**** SUPPLIED MATERIAL

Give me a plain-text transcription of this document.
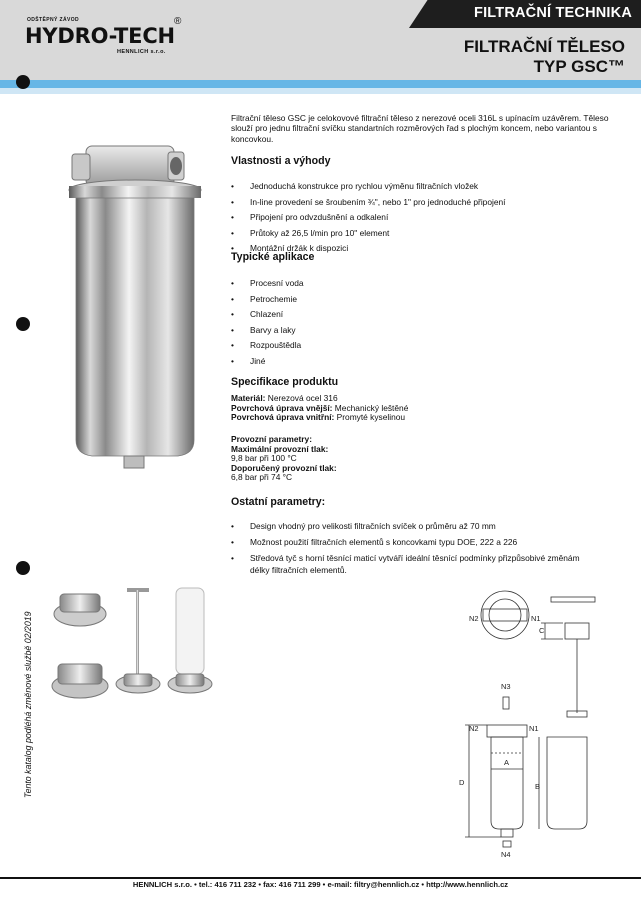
FILTRAČNÍ TECHNIKA
ODŠTĚPNÝ ZÁVOD
HYDRO-TECH
®
HENNLICH s.r.o.	FILTRAČNÍ TĚLESO
TYP GSC™
Filtrační těleso GSC je celokovové filtrační těleso z nerezové oceli 316L s upínacím uzávěrem. Těleso slouží pro jednu filtrační svíčku standartních rozměrových řad s plochým koncem, nebo variantou s koncovkou.
Vlastnosti a výhody
• Jednoduchá konstrukce pro rychlou výměnu filtračních vložek
• In-line provedení se šroubením ¾", nebo 1" pro jednoduché připojení
• Připojení pro odvzdušnění a odkalení
• Průtoky až 26,5 l/min pro 10" element
• Montážní držák k dispozici
Typické aplikace
• Procesní voda
• Petrochemie
• Chlazení
• Barvy a laky
• Rozpouštědla
• Jiné
Specifikace produktu
Materiál: Nerezová ocel 316
Povrchová úprava vnější: Mechanický leštěné
Povrchová úprava vnitřní: Promyté kyselinou
Provozní parametry:
Maximální provozní tlak:
9,8 bar při 100 °C
Doporučený provozní tlak:
6,8 bar při 74 °C
Ostatní parametry:
• Design vhodný pro velikosti filtračních svíček o průměru až 70 mm
• Možnost použití filtračních elementů s koncovkami typu DOE, 222 a 226
• Středová tyč s horní těsnící maticí vytváří ideální těsnící podmínky přizpůsobivé změnám délky filtračních elementů.
N2	N1
C
N3
N2	N1
A
D	B
N4
Tento katalog podléhá změnové službě 02/2019
HENNLICH s.r.o. • tel.: 416 711 232 • fax: 416 711 299 • e-mail: filtry@hennlich.cz • http://www.hennlich.cz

********

* **TASK GOAL**
Every record gets retyped exactly; no picture goes into the copy.

* **TASK RESPONSE**
Give me a plain-text transcription of this document.
FILTRAČNÍ TECHNIKA
ODŠTĚPNÝ ZÁVOD
HYDRO-TECH
®
HENNLICH s.r.o.	FILTRAČNÍ TĚLESO
TYP GSC™
Filtrační těleso GSC je celokovové filtrační těleso z nerezové oceli 316L s upínacím uzávěrem. Těleso slouží pro jednu filtrační svíčku standartních rozměrových řad s plochým koncem, nebo variantou s koncovkou.
Vlastnosti a výhody
• Jednoduchá konstrukce pro rychlou výměnu filtračních vložek
• In-line provedení se šroubením ¾", nebo 1" pro jednoduché připojení
• Připojení pro odvzdušnění a odkalení
• Průtoky až 26,5 l/min pro 10" element
• Montážní držák k dispozici
Typické aplikace
• Procesní voda
• Petrochemie
• Chlazení
• Barvy a laky
• Rozpouštědla
• Jiné
Specifikace produktu
Materiál: Nerezová ocel 316
Povrchová úprava vnější: Mechanický leštěné
Povrchová úprava vnitřní: Promyté kyselinou
Provozní parametry:
Maximální provozní tlak:
9,8 bar při 100 °C
Doporučený provozní tlak:
6,8 bar při 74 °C
Ostatní parametry:
• Design vhodný pro velikosti filtračních svíček o průměru až 70 mm
• Možnost použití filtračních elementů s koncovkami typu DOE, 222 a 226
• Středová tyč s horní těsnící maticí vytváří ideální těsnící podmínky přizpůsobivé změnám délky filtračních elementů.
N2	N1
C
N3
N2	N1
A
D	B
N4
Tento katalog podléhá změnové službě 02/2019
HENNLICH s.r.o. • tel.: 416 711 232 • fax: 416 711 299 • e-mail: filtry@hennlich.cz • http://www.hennlich.cz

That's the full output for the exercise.